Data records:
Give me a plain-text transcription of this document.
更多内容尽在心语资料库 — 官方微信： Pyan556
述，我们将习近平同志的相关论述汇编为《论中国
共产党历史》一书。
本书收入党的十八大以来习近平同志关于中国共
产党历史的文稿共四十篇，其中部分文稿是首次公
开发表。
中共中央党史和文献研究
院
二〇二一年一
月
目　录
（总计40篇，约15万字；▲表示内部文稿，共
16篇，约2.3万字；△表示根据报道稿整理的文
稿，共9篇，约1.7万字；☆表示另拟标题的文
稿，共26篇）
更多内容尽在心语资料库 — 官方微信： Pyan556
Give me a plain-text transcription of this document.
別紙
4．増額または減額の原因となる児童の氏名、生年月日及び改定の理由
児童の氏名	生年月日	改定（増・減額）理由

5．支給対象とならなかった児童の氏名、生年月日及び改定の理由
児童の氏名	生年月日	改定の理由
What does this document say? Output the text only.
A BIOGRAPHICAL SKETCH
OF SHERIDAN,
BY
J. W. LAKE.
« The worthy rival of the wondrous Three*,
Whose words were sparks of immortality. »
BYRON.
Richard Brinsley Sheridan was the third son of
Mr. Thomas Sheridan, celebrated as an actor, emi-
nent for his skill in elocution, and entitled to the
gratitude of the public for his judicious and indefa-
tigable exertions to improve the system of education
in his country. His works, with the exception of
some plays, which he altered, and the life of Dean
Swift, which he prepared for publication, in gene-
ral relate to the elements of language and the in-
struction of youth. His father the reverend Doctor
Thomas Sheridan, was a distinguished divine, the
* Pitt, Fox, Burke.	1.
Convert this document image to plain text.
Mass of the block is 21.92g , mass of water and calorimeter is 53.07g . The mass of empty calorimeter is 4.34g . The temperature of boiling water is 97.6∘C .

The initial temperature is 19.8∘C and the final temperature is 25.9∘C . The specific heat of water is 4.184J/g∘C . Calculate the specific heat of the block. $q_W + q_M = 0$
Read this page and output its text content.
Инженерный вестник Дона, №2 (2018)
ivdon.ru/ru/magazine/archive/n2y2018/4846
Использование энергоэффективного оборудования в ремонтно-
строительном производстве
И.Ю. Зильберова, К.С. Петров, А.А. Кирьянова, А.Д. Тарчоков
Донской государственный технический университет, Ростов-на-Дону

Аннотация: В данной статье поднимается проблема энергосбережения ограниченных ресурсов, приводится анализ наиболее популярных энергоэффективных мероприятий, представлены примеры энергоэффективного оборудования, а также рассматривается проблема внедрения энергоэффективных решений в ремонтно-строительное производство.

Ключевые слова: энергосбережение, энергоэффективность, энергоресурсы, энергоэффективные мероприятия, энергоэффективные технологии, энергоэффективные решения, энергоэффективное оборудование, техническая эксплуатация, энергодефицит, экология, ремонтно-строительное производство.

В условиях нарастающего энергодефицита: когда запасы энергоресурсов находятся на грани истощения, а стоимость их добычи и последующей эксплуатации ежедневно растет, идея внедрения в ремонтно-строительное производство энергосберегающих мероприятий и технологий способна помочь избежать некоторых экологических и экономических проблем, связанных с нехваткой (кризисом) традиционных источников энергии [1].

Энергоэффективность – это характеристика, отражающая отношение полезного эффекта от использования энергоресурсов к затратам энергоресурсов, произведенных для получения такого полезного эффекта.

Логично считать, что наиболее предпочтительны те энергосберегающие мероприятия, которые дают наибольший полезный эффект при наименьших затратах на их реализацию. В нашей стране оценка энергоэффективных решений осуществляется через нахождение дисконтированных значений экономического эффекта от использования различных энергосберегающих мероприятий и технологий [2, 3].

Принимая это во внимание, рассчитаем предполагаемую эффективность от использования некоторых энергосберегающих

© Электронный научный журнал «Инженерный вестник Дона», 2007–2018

**PROBLEM REQUIREMENTS:**
Using the records above, gather all lines where the string "энергоэффективного" is present.

**PROBLEM SOLUTION:**
Использование энергоэффективного оборудования в ремонтно-
Аннотация: В данной статье поднимается проблема энергосбережения ограниченных ресурсов, приводится анализ наиболее популярных энергоэффективных мероприятий, представлены примеры энергоэффективного оборудования, а также рассматривается проблема внедрения энергоэффективных решений в ремонтно-строительное производство.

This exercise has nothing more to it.